Extracted data entries:
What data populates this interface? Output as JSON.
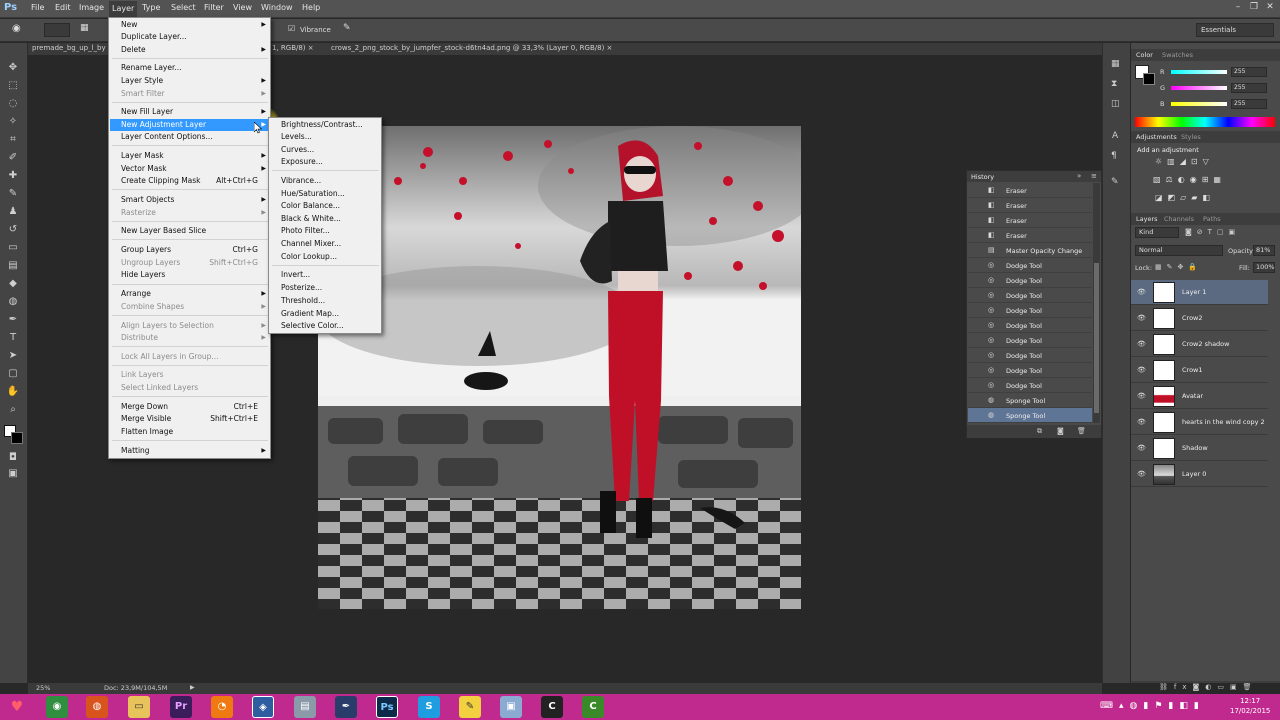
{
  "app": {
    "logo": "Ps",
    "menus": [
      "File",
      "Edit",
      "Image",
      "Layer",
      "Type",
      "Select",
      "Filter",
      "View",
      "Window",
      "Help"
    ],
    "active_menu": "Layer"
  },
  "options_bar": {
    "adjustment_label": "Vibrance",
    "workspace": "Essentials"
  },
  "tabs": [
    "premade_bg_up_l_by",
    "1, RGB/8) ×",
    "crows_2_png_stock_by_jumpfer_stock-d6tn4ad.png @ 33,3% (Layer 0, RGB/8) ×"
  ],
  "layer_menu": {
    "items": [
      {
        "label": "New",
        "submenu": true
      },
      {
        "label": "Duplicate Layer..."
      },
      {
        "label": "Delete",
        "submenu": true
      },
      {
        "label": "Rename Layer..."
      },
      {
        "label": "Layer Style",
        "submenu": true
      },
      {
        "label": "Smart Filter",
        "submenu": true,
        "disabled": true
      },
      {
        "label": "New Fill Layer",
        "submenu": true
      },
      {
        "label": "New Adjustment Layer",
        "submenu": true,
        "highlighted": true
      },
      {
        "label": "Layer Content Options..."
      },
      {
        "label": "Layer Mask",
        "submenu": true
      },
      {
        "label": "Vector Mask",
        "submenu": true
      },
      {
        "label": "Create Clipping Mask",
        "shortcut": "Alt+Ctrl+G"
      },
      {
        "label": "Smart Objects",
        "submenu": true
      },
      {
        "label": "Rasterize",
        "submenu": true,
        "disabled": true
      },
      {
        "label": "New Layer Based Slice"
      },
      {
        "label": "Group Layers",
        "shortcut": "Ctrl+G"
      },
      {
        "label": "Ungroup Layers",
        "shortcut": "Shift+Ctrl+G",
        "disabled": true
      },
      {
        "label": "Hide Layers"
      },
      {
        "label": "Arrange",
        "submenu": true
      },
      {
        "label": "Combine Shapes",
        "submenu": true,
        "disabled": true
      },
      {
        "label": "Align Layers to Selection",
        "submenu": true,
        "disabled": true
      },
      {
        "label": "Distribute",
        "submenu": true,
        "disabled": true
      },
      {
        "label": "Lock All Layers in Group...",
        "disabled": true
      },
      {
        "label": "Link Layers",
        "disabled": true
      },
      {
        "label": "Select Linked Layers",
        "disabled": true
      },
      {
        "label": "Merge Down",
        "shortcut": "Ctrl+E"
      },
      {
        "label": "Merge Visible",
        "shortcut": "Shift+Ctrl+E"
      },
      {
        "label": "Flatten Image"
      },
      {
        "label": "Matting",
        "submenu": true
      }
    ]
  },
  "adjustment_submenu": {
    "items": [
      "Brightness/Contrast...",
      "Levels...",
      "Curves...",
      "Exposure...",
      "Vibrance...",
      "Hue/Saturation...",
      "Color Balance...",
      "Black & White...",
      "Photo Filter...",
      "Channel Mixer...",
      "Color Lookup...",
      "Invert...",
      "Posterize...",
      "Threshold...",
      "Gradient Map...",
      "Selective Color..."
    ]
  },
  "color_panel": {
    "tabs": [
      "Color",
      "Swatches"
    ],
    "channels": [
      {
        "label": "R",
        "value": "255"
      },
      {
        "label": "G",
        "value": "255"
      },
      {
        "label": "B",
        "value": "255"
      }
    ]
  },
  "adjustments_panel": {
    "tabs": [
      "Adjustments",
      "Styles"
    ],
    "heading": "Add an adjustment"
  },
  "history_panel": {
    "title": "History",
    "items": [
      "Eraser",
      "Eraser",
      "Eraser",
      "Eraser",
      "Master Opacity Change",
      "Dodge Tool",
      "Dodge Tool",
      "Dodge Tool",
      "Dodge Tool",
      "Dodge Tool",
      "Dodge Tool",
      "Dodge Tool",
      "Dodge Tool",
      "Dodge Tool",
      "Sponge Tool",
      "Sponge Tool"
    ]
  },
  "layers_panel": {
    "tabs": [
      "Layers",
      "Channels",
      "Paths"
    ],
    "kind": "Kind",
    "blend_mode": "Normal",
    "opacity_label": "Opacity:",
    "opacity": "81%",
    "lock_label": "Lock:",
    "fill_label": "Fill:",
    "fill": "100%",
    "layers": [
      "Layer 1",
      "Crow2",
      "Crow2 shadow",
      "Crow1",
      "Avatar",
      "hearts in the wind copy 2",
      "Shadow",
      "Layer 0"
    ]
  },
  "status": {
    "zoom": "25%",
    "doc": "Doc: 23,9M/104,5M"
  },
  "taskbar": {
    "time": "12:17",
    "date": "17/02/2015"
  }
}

**What you need to do**
Count how many lines hold the string "Mask" and give that number alone.

**Response to this task**
3